** begin Items **

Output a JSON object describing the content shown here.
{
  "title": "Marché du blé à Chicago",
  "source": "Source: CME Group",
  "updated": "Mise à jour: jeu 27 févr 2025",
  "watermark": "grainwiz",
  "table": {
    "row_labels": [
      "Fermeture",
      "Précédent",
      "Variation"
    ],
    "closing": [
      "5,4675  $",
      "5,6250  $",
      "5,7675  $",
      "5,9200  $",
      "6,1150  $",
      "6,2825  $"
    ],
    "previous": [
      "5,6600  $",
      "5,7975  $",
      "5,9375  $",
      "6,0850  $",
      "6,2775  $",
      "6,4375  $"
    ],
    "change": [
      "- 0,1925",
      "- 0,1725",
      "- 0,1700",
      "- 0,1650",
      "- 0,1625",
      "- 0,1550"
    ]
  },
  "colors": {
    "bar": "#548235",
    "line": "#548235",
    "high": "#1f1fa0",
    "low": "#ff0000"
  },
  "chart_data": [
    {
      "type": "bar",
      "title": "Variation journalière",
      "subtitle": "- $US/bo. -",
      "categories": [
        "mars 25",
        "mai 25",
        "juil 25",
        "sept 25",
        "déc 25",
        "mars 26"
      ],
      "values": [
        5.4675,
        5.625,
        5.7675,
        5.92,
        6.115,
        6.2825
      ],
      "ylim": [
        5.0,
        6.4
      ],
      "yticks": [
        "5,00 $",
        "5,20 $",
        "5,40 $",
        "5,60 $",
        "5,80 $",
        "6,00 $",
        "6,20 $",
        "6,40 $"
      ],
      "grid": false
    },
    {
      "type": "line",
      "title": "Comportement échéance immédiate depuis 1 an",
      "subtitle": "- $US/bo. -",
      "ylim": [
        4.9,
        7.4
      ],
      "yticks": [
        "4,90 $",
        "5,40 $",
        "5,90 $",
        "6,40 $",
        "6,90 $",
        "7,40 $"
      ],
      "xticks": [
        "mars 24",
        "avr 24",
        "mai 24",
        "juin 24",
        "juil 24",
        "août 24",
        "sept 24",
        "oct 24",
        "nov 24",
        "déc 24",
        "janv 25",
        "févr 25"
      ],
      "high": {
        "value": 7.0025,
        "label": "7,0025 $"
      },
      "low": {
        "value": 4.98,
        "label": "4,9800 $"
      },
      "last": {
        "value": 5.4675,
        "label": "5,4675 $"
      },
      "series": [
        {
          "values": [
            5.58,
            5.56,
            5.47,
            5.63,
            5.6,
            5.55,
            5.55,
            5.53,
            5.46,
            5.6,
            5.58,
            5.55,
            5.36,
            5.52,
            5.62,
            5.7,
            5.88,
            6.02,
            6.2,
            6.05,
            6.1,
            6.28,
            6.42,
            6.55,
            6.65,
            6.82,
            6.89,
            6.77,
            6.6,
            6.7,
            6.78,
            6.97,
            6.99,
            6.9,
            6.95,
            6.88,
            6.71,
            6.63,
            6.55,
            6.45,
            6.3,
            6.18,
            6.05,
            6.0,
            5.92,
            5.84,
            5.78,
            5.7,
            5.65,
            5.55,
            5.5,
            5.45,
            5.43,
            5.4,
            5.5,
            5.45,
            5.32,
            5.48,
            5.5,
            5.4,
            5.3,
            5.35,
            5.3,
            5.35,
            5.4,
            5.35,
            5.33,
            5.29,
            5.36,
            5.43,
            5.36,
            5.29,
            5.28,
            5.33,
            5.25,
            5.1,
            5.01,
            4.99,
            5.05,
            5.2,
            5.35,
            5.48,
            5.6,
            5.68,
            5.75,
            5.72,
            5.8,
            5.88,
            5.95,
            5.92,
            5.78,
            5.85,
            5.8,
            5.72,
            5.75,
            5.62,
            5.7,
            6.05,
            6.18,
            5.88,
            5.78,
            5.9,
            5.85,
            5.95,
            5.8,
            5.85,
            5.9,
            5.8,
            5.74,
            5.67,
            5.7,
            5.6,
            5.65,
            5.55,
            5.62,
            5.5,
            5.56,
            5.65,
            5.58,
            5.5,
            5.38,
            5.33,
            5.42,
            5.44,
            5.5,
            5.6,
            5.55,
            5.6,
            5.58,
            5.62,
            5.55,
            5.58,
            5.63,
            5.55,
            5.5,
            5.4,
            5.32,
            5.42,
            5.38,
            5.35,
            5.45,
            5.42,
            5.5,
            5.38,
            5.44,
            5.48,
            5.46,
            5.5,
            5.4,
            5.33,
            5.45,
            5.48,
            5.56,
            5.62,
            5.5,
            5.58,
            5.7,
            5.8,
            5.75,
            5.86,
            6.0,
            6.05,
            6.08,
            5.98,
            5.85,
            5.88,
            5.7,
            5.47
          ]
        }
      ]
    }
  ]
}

** end Items **

**The task**
Collect the complete line wherever the string "Variation" appears in the records.

**Exercise answer**
      "Variation"
      "title": "Variation journalière",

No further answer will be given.